Records supplied =
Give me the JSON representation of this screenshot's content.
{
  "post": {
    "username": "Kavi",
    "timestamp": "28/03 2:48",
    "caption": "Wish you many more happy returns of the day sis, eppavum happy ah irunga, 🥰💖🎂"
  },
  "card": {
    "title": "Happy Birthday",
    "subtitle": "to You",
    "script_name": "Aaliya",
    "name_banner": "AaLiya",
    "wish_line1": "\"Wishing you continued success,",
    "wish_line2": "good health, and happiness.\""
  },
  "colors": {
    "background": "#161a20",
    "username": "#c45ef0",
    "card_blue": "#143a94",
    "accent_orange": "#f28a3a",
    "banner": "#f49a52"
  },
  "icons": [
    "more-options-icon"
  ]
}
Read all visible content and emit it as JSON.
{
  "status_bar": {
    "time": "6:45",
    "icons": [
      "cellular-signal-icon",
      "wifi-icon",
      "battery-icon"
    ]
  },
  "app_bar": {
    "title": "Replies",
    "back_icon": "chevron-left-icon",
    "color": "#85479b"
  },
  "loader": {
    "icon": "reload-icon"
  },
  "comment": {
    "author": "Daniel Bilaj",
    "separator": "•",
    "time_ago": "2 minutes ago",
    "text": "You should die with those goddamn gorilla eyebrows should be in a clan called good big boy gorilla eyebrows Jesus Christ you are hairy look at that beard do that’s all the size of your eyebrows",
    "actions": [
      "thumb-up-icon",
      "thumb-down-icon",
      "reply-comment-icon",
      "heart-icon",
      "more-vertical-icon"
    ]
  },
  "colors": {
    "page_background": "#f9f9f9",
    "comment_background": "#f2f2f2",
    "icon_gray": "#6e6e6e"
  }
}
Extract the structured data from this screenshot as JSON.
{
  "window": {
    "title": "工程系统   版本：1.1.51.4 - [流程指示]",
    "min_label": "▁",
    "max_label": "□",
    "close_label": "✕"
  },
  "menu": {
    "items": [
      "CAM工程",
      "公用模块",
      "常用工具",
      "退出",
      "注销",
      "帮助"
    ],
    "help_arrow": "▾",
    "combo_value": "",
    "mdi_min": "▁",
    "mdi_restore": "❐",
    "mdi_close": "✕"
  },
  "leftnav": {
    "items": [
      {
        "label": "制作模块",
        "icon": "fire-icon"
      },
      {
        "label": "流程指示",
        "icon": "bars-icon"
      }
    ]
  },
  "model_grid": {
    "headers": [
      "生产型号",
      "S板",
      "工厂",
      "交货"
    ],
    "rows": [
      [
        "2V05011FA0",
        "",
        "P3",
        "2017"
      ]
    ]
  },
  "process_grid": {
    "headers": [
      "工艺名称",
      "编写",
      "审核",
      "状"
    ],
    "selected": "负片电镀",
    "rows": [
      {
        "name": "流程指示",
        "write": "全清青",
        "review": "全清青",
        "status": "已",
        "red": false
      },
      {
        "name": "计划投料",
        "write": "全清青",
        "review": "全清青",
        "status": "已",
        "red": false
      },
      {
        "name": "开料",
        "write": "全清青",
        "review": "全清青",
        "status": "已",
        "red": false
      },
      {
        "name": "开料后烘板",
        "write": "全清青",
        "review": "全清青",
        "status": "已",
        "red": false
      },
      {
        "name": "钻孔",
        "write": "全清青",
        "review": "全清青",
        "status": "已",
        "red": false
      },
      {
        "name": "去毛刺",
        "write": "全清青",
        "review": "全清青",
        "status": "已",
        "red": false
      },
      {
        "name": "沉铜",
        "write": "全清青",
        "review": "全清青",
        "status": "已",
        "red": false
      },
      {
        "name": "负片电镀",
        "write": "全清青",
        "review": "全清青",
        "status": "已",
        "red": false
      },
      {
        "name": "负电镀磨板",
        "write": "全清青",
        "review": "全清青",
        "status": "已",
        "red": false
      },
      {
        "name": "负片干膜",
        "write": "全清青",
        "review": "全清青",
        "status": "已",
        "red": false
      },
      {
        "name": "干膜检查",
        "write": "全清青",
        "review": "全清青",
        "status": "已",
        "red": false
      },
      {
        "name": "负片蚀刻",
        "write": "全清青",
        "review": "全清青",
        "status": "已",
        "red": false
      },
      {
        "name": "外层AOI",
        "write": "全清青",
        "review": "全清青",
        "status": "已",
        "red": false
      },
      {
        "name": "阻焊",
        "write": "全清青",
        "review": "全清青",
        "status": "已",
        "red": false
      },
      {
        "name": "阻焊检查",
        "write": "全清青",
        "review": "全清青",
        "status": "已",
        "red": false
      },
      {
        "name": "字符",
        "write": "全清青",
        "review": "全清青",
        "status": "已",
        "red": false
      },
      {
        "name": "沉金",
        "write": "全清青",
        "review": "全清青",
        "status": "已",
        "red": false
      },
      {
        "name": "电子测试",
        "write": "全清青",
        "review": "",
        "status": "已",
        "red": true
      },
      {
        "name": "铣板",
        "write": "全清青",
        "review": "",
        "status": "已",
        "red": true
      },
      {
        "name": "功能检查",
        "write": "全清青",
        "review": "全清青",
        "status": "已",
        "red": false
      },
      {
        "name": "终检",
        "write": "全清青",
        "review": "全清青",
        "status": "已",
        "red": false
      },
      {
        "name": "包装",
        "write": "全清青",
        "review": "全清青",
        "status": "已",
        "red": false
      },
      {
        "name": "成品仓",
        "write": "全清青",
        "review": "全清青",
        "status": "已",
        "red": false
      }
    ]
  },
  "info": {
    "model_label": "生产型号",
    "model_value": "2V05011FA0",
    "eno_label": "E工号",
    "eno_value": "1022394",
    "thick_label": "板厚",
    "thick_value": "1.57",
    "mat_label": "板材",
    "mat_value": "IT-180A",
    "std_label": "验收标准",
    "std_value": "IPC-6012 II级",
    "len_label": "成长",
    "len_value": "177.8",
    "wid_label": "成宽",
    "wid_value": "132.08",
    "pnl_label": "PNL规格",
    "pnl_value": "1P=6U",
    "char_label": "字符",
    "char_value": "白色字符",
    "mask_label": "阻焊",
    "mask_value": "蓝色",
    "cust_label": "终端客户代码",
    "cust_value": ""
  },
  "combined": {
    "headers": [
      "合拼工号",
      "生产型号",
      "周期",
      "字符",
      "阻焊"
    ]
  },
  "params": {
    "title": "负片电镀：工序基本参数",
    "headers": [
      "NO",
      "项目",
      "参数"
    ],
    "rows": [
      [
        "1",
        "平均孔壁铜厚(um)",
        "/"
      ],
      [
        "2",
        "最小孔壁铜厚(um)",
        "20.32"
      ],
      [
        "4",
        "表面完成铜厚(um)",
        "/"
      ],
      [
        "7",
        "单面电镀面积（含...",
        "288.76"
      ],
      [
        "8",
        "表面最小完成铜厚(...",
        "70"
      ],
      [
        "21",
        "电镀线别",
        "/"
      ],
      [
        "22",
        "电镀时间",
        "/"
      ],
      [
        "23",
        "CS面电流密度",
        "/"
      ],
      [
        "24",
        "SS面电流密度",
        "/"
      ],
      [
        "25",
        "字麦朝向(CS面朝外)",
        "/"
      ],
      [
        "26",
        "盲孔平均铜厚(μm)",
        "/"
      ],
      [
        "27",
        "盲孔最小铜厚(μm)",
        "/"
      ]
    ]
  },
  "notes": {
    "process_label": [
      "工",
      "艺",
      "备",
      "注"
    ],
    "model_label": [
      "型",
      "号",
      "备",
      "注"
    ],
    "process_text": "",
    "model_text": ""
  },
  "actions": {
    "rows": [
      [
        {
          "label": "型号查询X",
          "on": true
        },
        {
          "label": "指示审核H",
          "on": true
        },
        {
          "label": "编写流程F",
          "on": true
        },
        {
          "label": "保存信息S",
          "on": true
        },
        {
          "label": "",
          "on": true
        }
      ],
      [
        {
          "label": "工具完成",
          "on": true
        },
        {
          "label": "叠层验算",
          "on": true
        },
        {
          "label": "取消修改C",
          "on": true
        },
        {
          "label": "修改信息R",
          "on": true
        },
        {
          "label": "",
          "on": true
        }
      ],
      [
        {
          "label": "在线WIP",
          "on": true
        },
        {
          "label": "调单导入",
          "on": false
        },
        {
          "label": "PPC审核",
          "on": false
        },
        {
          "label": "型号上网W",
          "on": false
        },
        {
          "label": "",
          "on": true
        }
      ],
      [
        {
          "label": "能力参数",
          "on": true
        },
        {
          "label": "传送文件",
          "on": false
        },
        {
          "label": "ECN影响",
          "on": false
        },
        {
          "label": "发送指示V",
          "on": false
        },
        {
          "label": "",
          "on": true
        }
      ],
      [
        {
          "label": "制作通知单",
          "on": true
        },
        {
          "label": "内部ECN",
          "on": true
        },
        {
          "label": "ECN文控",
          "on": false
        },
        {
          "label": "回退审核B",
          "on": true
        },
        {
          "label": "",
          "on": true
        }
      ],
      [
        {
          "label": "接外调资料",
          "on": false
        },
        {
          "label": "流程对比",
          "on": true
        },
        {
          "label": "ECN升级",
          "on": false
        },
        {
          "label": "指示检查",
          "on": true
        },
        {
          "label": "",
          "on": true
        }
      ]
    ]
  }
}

Given request =
What is the number of lines in the listing that include the word "this"? Give that number and nothing else.

Answer =
2